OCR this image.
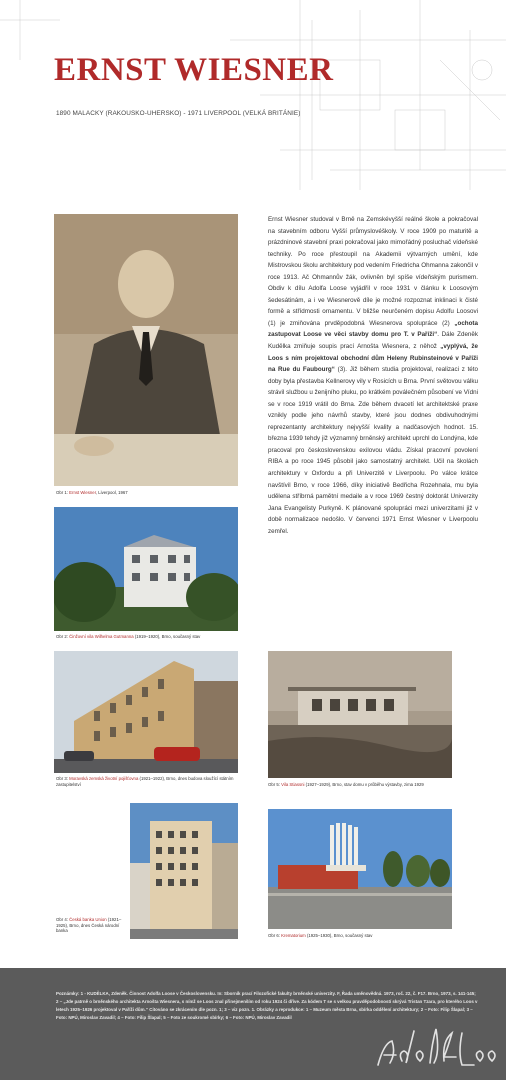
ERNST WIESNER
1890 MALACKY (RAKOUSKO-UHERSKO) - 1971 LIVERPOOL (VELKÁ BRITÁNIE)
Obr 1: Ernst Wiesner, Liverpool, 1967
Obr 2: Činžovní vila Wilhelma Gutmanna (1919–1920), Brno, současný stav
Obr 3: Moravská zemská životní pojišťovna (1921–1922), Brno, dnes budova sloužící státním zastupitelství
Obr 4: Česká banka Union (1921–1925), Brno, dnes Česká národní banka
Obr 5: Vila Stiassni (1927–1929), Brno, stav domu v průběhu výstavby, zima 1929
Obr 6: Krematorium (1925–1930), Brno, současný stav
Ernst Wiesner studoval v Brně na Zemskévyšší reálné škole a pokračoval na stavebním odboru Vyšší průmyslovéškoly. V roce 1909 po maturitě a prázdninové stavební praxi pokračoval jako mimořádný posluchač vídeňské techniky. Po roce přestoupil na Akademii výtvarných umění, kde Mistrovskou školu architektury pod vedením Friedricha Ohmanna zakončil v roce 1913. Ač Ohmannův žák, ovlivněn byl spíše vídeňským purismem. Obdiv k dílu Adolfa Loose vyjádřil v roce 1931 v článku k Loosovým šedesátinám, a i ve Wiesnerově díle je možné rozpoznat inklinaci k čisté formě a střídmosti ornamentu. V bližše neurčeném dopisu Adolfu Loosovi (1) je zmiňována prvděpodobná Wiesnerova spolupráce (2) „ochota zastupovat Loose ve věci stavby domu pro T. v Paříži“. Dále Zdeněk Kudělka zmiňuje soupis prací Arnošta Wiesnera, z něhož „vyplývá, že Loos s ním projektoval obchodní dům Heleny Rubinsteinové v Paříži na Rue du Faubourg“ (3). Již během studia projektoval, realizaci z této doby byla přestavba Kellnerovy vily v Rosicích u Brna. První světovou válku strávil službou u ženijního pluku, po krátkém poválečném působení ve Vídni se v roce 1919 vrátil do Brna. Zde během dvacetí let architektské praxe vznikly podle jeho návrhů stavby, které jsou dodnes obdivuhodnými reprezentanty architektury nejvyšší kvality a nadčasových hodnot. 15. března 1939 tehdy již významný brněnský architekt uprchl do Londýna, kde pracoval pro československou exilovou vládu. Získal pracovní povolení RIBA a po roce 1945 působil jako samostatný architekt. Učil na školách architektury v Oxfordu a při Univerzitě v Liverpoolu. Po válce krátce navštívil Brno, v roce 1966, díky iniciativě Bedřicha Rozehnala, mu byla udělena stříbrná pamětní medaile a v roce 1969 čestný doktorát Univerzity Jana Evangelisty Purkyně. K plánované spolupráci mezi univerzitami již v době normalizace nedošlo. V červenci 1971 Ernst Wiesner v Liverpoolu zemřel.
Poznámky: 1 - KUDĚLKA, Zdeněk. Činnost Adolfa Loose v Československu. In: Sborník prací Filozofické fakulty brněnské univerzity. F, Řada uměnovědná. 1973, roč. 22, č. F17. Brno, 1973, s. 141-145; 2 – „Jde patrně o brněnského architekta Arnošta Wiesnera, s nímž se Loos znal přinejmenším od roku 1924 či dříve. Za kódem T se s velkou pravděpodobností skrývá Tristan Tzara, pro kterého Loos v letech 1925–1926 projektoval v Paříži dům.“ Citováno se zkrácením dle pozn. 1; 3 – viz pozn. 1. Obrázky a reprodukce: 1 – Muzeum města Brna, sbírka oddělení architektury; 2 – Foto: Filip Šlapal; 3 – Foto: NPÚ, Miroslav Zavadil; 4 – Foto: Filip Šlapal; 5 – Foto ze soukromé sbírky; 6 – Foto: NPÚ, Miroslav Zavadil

» **Problem to solve**
Except for the pictures, print the data above exactly.

» **Answer to the exercise**
OCR this image.
ERNST WIESNER
1890 MALACKY (RAKOUSKO-UHERSKO) - 1971 LIVERPOOL (VELKÁ BRITÁNIE)
Obr 1: Ernst Wiesner, Liverpool, 1967
Obr 2: Činžovní vila Wilhelma Gutmanna (1919–1920), Brno, současný stav
Obr 3: Moravská zemská životní pojišťovna (1921–1922), Brno, dnes budova sloužící státním zastupitelství
Obr 4: Česká banka Union (1921–1925), Brno, dnes Česká národní banka
Obr 5: Vila Stiassni (1927–1929), Brno, stav domu v průběhu výstavby, zima 1929
Obr 6: Krematorium (1925–1930), Brno, současný stav
Ernst Wiesner studoval v Brně na Zemskévyšší reálné škole a pokračoval na stavebním odboru Vyšší průmyslovéškoly. V roce 1909 po maturitě a prázdninové stavební praxi pokračoval jako mimořádný posluchač vídeňské techniky. Po roce přestoupil na Akademii výtvarných umění, kde Mistrovskou školu architektury pod vedením Friedricha Ohmanna zakončil v roce 1913. Ač Ohmannův žák, ovlivněn byl spíše vídeňským purismem. Obdiv k dílu Adolfa Loose vyjádřil v roce 1931 v článku k Loosovým šedesátinám, a i ve Wiesnerově díle je možné rozpoznat inklinaci k čisté formě a střídmosti ornamentu. V bližše neurčeném dopisu Adolfu Loosovi (1) je zmiňována prvděpodobná Wiesnerova spolupráce (2) „ochota zastupovat Loose ve věci stavby domu pro T. v Paříži“. Dále Zdeněk Kudělka zmiňuje soupis prací Arnošta Wiesnera, z něhož „vyplývá, že Loos s ním projektoval obchodní dům Heleny Rubinsteinové v Paříži na Rue du Faubourg“ (3). Již během studia projektoval, realizaci z této doby byla přestavba Kellnerovy vily v Rosicích u Brna. První světovou válku strávil službou u ženijního pluku, po krátkém poválečném působení ve Vídni se v roce 1919 vrátil do Brna. Zde během dvacetí let architektské praxe vznikly podle jeho návrhů stavby, které jsou dodnes obdivuhodnými reprezentanty architektury nejvyšší kvality a nadčasových hodnot. 15. března 1939 tehdy již významný brněnský architekt uprchl do Londýna, kde pracoval pro československou exilovou vládu. Získal pracovní povolení RIBA a po roce 1945 působil jako samostatný architekt. Učil na školách architektury v Oxfordu a při Univerzitě v Liverpoolu. Po válce krátce navštívil Brno, v roce 1966, díky iniciativě Bedřicha Rozehnala, mu byla udělena stříbrná pamětní medaile a v roce 1969 čestný doktorát Univerzity Jana Evangelisty Purkyně. K plánované spolupráci mezi univerzitami již v době normalizace nedošlo. V červenci 1971 Ernst Wiesner v Liverpoolu zemřel.
Poznámky: 1 - KUDĚLKA, Zdeněk. Činnost Adolfa Loose v Československu. In: Sborník prací Filozofické fakulty brněnské univerzity. F, Řada uměnovědná. 1973, roč. 22, č. F17. Brno, 1973, s. 141-145; 2 – „Jde patrně o brněnského architekta Arnošta Wiesnera, s nímž se Loos znal přinejmenším od roku 1924 či dříve. Za kódem T se s velkou pravděpodobností skrývá Tristan Tzara, pro kterého Loos v letech 1925–1926 projektoval v Paříži dům.“ Citováno se zkrácením dle pozn. 1; 3 – viz pozn. 1. Obrázky a reprodukce: 1 – Muzeum města Brna, sbírka oddělení architektury; 2 – Foto: Filip Šlapal; 3 – Foto: NPÚ, Miroslav Zavadil; 4 – Foto: Filip Šlapal; 5 – Foto ze soukromé sbírky; 6 – Foto: NPÚ, Miroslav Zavadil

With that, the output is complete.